**PROMPT:** Skip the pictures and quote all of the lines exactly.

Records
○ ○ ○ ○ ○ ○ ○

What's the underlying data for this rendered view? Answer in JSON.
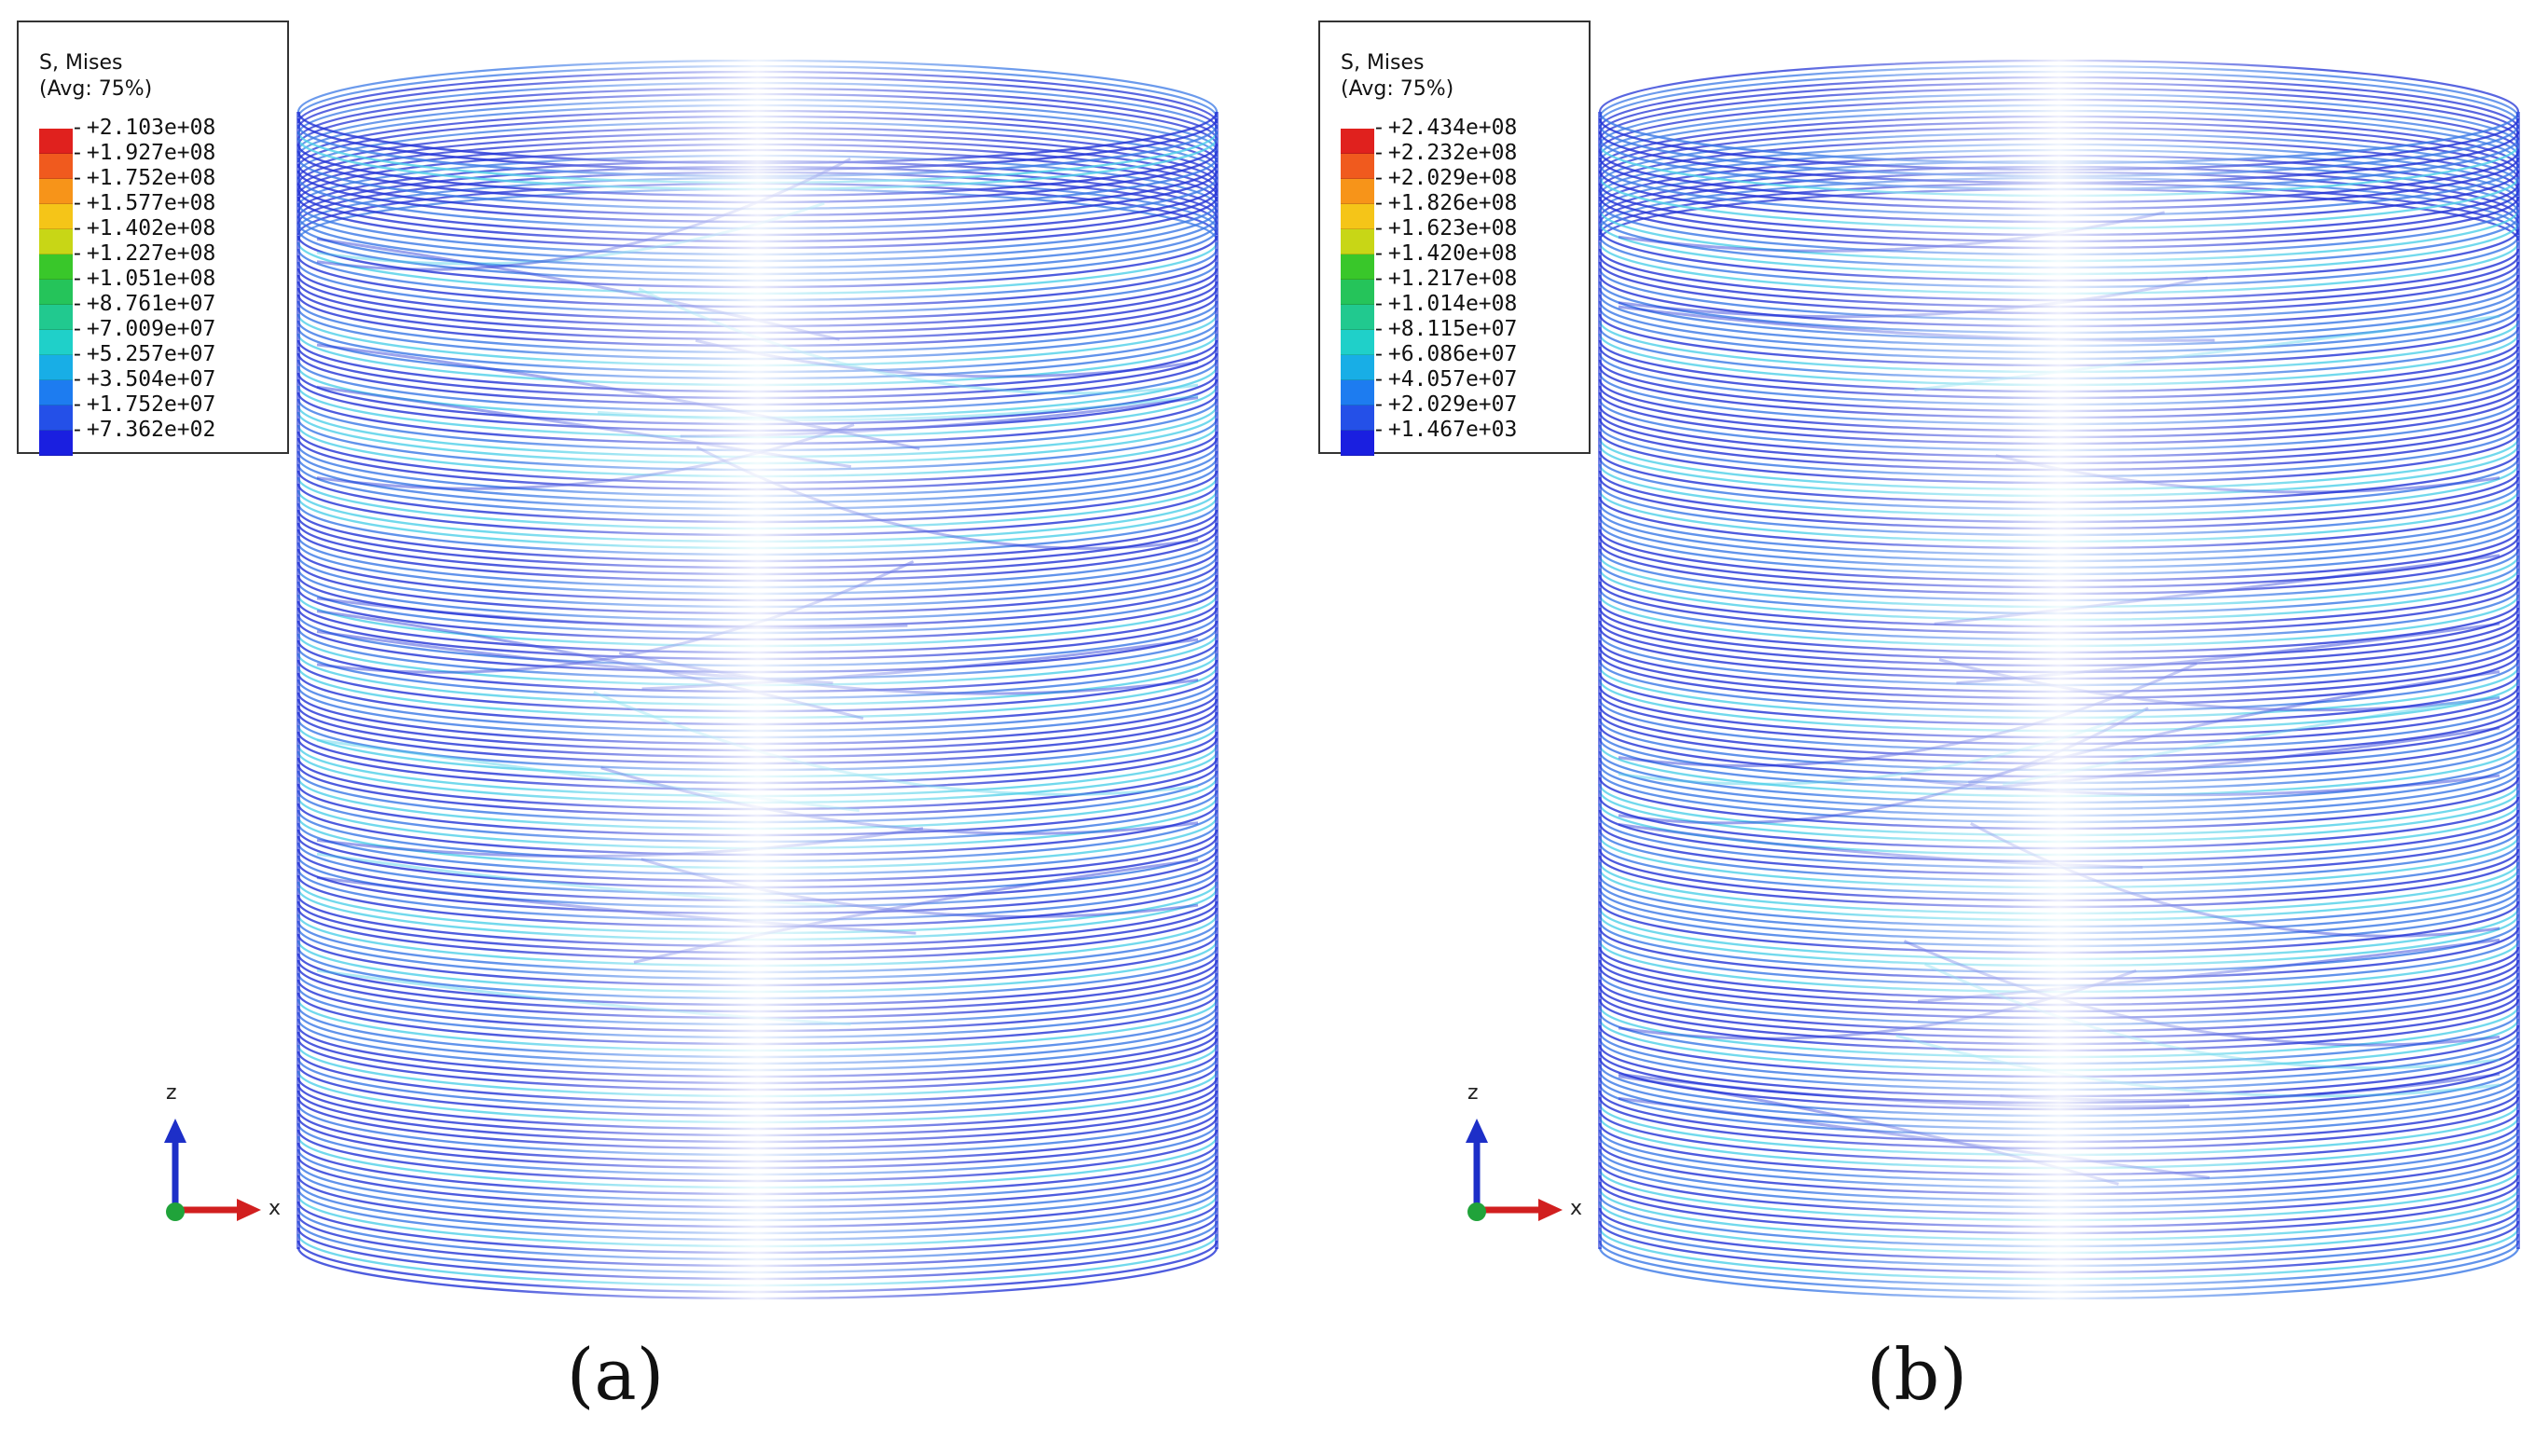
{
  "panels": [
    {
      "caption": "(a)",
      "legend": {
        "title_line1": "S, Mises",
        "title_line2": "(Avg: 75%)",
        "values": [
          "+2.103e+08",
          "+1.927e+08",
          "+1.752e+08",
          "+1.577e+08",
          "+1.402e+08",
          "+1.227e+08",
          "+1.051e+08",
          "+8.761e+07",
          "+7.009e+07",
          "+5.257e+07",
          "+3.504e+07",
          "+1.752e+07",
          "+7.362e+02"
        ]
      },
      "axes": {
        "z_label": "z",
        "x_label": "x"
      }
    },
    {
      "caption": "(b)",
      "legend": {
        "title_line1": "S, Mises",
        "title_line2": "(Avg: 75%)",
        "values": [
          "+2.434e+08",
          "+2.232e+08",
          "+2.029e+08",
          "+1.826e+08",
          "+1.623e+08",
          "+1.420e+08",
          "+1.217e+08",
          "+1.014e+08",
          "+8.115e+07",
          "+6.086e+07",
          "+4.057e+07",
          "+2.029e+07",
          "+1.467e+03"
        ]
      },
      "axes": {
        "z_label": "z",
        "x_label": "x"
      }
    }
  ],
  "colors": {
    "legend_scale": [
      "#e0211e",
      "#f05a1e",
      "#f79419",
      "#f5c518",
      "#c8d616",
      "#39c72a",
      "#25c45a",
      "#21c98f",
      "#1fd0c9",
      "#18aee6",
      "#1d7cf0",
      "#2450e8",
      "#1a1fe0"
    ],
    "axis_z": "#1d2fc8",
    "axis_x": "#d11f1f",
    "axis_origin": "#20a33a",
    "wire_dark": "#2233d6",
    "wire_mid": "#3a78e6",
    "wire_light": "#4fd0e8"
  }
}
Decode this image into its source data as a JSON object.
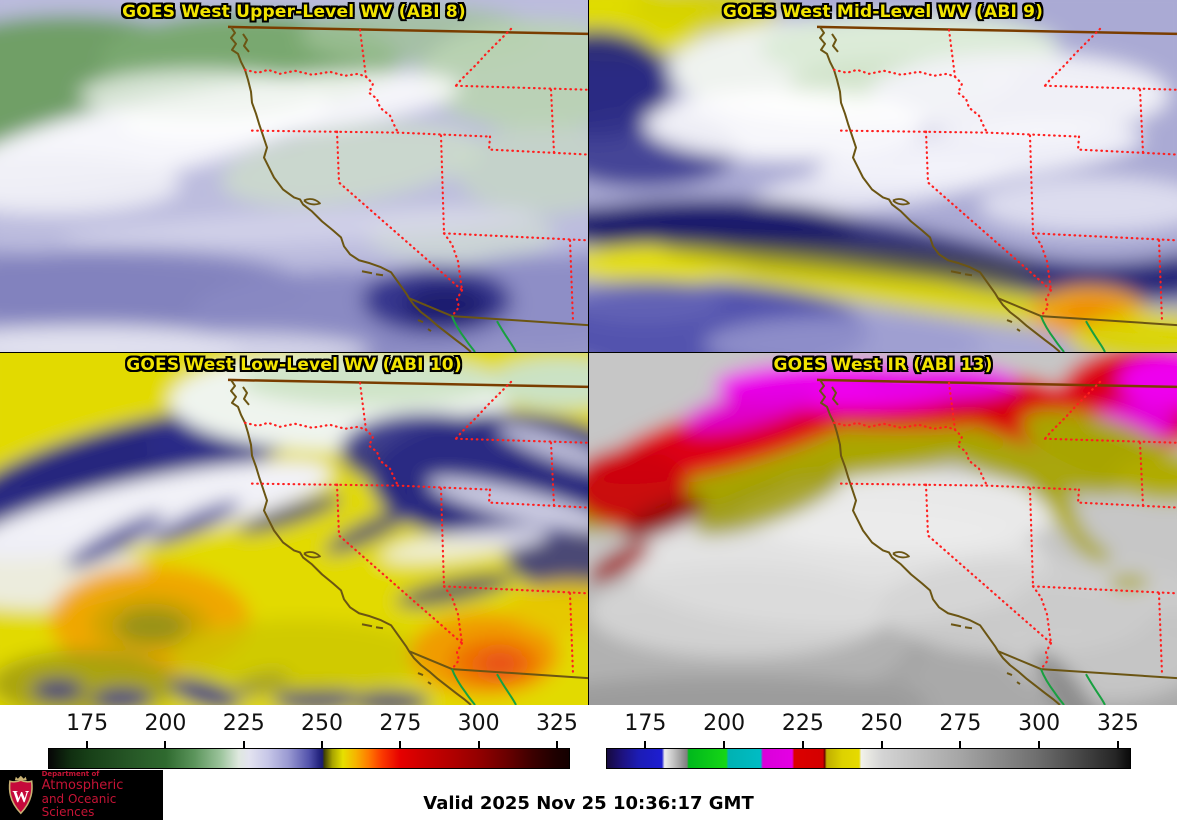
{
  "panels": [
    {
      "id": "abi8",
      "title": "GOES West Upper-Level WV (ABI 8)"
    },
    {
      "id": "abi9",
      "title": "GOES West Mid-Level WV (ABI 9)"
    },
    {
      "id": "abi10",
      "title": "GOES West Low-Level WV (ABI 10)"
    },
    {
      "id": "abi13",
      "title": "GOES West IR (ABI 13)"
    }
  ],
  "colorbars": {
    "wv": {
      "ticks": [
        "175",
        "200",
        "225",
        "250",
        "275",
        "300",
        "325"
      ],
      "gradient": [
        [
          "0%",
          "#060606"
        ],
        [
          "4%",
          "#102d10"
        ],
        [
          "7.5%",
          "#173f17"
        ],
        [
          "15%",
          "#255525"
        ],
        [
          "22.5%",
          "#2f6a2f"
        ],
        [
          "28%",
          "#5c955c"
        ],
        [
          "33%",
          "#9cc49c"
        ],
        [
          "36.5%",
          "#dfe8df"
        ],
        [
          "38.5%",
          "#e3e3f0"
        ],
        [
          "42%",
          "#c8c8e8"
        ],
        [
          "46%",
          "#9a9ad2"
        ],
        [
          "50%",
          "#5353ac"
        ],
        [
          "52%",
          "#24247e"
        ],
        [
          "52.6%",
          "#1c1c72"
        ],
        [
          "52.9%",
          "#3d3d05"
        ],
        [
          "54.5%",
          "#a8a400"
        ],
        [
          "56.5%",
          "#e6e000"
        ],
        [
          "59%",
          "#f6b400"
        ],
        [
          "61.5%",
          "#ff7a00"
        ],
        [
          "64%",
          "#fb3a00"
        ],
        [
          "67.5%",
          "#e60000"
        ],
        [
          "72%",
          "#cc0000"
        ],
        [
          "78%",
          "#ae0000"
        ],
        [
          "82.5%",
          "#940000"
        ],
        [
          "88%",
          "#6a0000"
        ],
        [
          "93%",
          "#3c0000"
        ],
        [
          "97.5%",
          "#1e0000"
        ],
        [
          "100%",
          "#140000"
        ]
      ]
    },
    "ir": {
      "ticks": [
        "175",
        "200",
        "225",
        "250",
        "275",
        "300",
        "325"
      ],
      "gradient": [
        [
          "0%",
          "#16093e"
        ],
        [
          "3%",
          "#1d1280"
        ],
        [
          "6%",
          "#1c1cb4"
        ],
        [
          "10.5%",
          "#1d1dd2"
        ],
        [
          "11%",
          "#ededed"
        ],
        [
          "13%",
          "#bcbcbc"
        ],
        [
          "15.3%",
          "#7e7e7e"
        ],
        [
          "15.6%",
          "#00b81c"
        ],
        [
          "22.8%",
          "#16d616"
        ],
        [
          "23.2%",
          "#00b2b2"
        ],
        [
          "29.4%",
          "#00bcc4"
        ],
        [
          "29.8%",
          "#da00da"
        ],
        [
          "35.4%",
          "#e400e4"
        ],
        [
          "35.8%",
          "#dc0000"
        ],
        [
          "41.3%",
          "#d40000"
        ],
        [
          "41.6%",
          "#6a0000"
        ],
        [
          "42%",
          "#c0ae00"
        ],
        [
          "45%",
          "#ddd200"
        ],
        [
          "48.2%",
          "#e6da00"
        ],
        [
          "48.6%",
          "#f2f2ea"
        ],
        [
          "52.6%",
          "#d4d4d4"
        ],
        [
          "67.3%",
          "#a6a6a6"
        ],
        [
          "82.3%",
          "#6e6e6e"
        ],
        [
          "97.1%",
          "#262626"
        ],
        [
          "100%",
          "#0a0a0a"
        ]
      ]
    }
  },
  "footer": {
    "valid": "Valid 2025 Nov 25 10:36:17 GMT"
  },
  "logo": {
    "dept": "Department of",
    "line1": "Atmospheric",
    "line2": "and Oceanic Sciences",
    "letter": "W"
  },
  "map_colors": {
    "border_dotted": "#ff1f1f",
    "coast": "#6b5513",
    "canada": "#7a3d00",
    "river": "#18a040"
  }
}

○ ○ ○ ○ ○ ○ ○

**RESULT:**
What's the underlying data for this rendered view? Answer in JSON.
{
  "panels": [
    {
      "caption": "(a)",
      "legend": {
        "title_line1": "S, Mises",
        "title_line2": "(Avg: 75%)",
        "values": [
          "+2.103e+08",
          "+1.927e+08",
          "+1.752e+08",
          "+1.577e+08",
          "+1.402e+08",
          "+1.227e+08",
          "+1.051e+08",
          "+8.761e+07",
          "+7.009e+07",
          "+5.257e+07",
          "+3.504e+07",
          "+1.752e+07",
          "+7.362e+02"
        ]
      },
      "axes": {
        "z_label": "z",
        "x_label": "x"
      }
    },
    {
      "caption": "(b)",
      "legend": {
        "title_line1": "S, Mises",
        "title_line2": "(Avg: 75%)",
        "values": [
          "+2.434e+08",
          "+2.232e+08",
          "+2.029e+08",
          "+1.826e+08",
          "+1.623e+08",
          "+1.420e+08",
          "+1.217e+08",
          "+1.014e+08",
          "+8.115e+07",
          "+6.086e+07",
          "+4.057e+07",
          "+2.029e+07",
          "+1.467e+03"
        ]
      },
      "axes": {
        "z_label": "z",
        "x_label": "x"
      }
    }
  ],
  "colors": {
    "legend_scale": [
      "#e0211e",
      "#f05a1e",
      "#f79419",
      "#f5c518",
      "#c8d616",
      "#39c72a",
      "#25c45a",
      "#21c98f",
      "#1fd0c9",
      "#18aee6",
      "#1d7cf0",
      "#2450e8",
      "#1a1fe0"
    ],
    "axis_z": "#1d2fc8",
    "axis_x": "#d11f1f",
    "axis_origin": "#20a33a",
    "wire_dark": "#2233d6",
    "wire_mid": "#3a78e6",
    "wire_light": "#4fd0e8"
  }
}
Decode this image into its source data as a JSON object.
{
  "panels": [
    {
      "id": "abi8",
      "title": "GOES West Upper-Level WV (ABI 8)"
    },
    {
      "id": "abi9",
      "title": "GOES West Mid-Level WV (ABI 9)"
    },
    {
      "id": "abi10",
      "title": "GOES West Low-Level WV (ABI 10)"
    },
    {
      "id": "abi13",
      "title": "GOES West IR (ABI 13)"
    }
  ],
  "colorbars": {
    "wv": {
      "ticks": [
        "175",
        "200",
        "225",
        "250",
        "275",
        "300",
        "325"
      ],
      "gradient": [
        [
          "0%",
          "#060606"
        ],
        [
          "4%",
          "#102d10"
        ],
        [
          "7.5%",
          "#173f17"
        ],
        [
          "15%",
          "#255525"
        ],
        [
          "22.5%",
          "#2f6a2f"
        ],
        [
          "28%",
          "#5c955c"
        ],
        [
          "33%",
          "#9cc49c"
        ],
        [
          "36.5%",
          "#dfe8df"
        ],
        [
          "38.5%",
          "#e3e3f0"
        ],
        [
          "42%",
          "#c8c8e8"
        ],
        [
          "46%",
          "#9a9ad2"
        ],
        [
          "50%",
          "#5353ac"
        ],
        [
          "52%",
          "#24247e"
        ],
        [
          "52.6%",
          "#1c1c72"
        ],
        [
          "52.9%",
          "#3d3d05"
        ],
        [
          "54.5%",
          "#a8a400"
        ],
        [
          "56.5%",
          "#e6e000"
        ],
        [
          "59%",
          "#f6b400"
        ],
        [
          "61.5%",
          "#ff7a00"
        ],
        [
          "64%",
          "#fb3a00"
        ],
        [
          "67.5%",
          "#e60000"
        ],
        [
          "72%",
          "#cc0000"
        ],
        [
          "78%",
          "#ae0000"
        ],
        [
          "82.5%",
          "#940000"
        ],
        [
          "88%",
          "#6a0000"
        ],
        [
          "93%",
          "#3c0000"
        ],
        [
          "97.5%",
          "#1e0000"
        ],
        [
          "100%",
          "#140000"
        ]
      ]
    },
    "ir": {
      "ticks": [
        "175",
        "200",
        "225",
        "250",
        "275",
        "300",
        "325"
      ],
      "gradient": [
        [
          "0%",
          "#16093e"
        ],
        [
          "3%",
          "#1d1280"
        ],
        [
          "6%",
          "#1c1cb4"
        ],
        [
          "10.5%",
          "#1d1dd2"
        ],
        [
          "11%",
          "#ededed"
        ],
        [
          "13%",
          "#bcbcbc"
        ],
        [
          "15.3%",
          "#7e7e7e"
        ],
        [
          "15.6%",
          "#00b81c"
        ],
        [
          "22.8%",
          "#16d616"
        ],
        [
          "23.2%",
          "#00b2b2"
        ],
        [
          "29.4%",
          "#00bcc4"
        ],
        [
          "29.8%",
          "#da00da"
        ],
        [
          "35.4%",
          "#e400e4"
        ],
        [
          "35.8%",
          "#dc0000"
        ],
        [
          "41.3%",
          "#d40000"
        ],
        [
          "41.6%",
          "#6a0000"
        ],
        [
          "42%",
          "#c0ae00"
        ],
        [
          "45%",
          "#ddd200"
        ],
        [
          "48.2%",
          "#e6da00"
        ],
        [
          "48.6%",
          "#f2f2ea"
        ],
        [
          "52.6%",
          "#d4d4d4"
        ],
        [
          "67.3%",
          "#a6a6a6"
        ],
        [
          "82.3%",
          "#6e6e6e"
        ],
        [
          "97.1%",
          "#262626"
        ],
        [
          "100%",
          "#0a0a0a"
        ]
      ]
    }
  },
  "footer": {
    "valid": "Valid 2025 Nov 25 10:36:17 GMT"
  },
  "logo": {
    "dept": "Department of",
    "line1": "Atmospheric",
    "line2": "and Oceanic Sciences",
    "letter": "W"
  },
  "map_colors": {
    "border_dotted": "#ff1f1f",
    "coast": "#6b5513",
    "canada": "#7a3d00",
    "river": "#18a040"
  }
}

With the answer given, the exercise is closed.